> **TASK PROMPT**: Find the lines that contain the word "МедАн" and copy each one.

--- START OF WORKING DATA ---

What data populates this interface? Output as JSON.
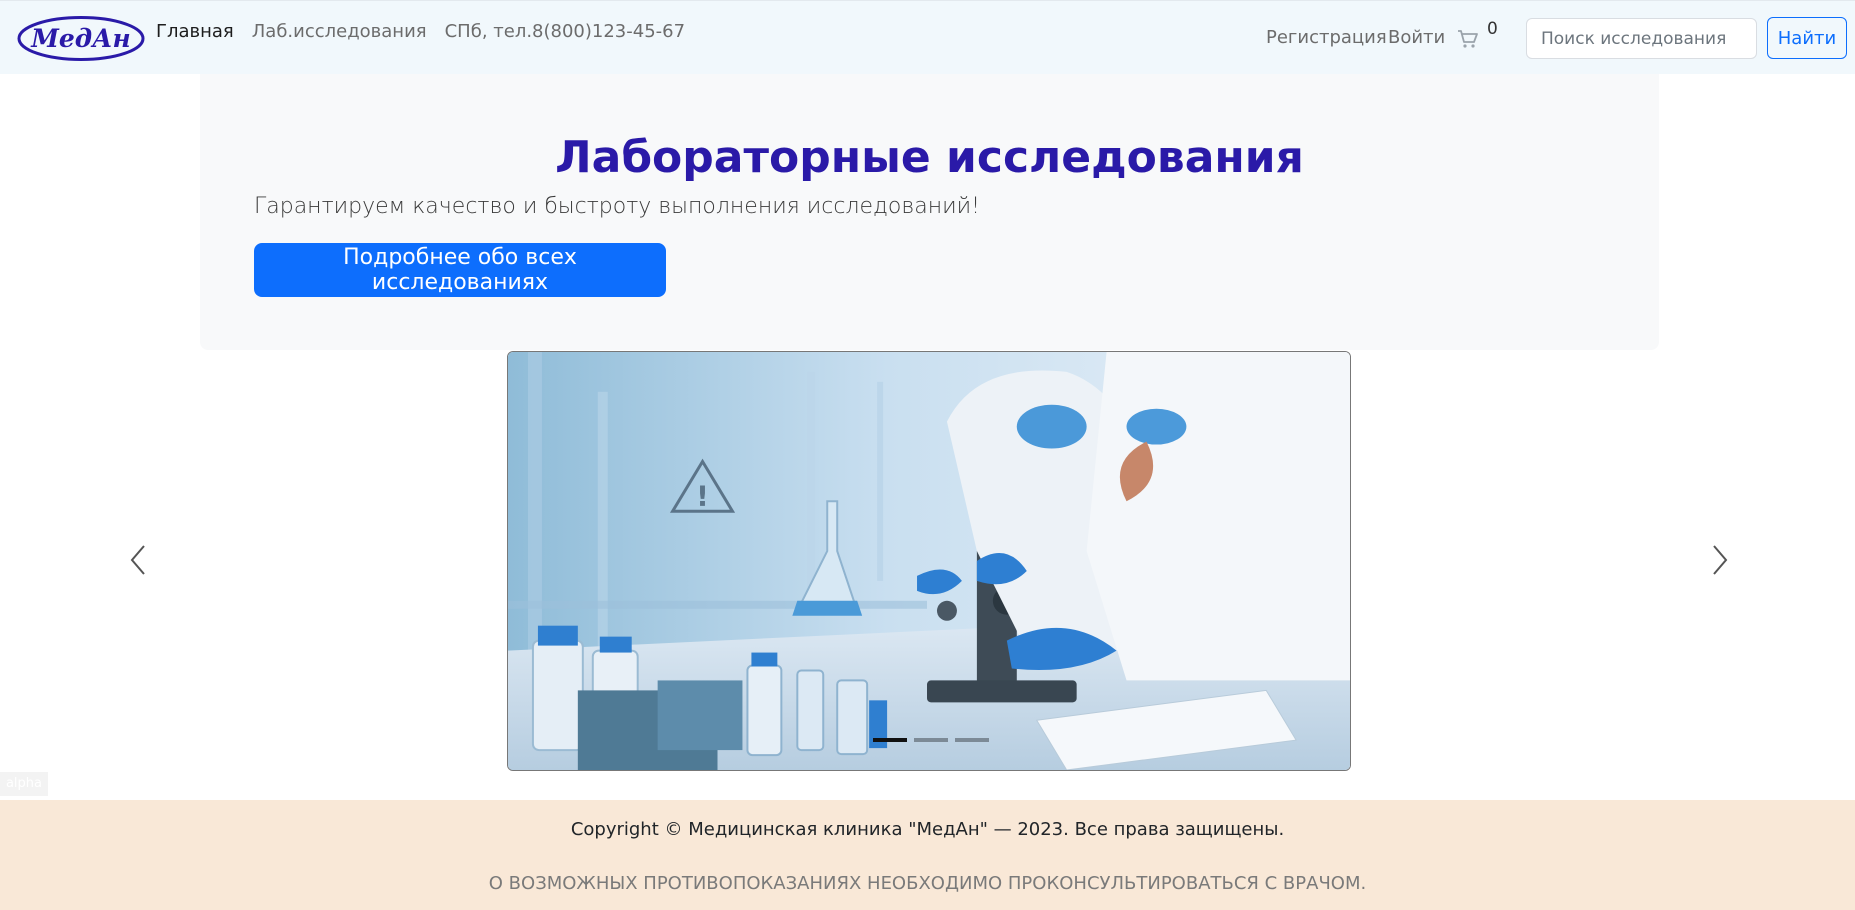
{
  "header": {
    "logo_text": "МедАн",
    "nav": [
      {
        "label": "Главная"
      },
      {
        "label": "Лаб.исследования"
      },
      {
        "label": "СПб, тел.8(800)123-45-67"
      }
    ],
    "register": "Регистрация",
    "login": "Войти",
    "cart_count": "0",
    "search_placeholder": "Поиск исследования",
    "search_button": "Найти"
  },
  "hero": {
    "title": "Лабораторные исследования",
    "subtitle": "Гарантируем качество и быстроту выполнения исследований!",
    "button": "Подробнее обо всех исследованиях"
  },
  "carousel": {
    "slide_count": 3,
    "active_index": 0
  },
  "alpha_label": "alpha",
  "footer": {
    "copyright": "Copyright © Медицинская клиника \"МедАн\" — 2023. Все права защищены.",
    "warning": "О ВОЗМОЖНЫХ ПРОТИВОПОКАЗАНИЯХ НЕОБХОДИМО ПРОКОНСУЛЬТИРОВАТЬСЯ С ВРАЧОМ."
  },
  "colors": {
    "navbar_bg": "#f1f8fc",
    "primary": "#0d6efd",
    "title": "#2a1aa8",
    "footer_bg": "#f9e8d7",
    "logo_blue": "#2a1aa8"
  }
}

--- END OF WORKING DATA ---

> **TASK RESPONSE**:
    "logo_text": "МедАн",
    "copyright": "Copyright © Медицинская клиника \"МедАн\" — 2023. Все права защищены.",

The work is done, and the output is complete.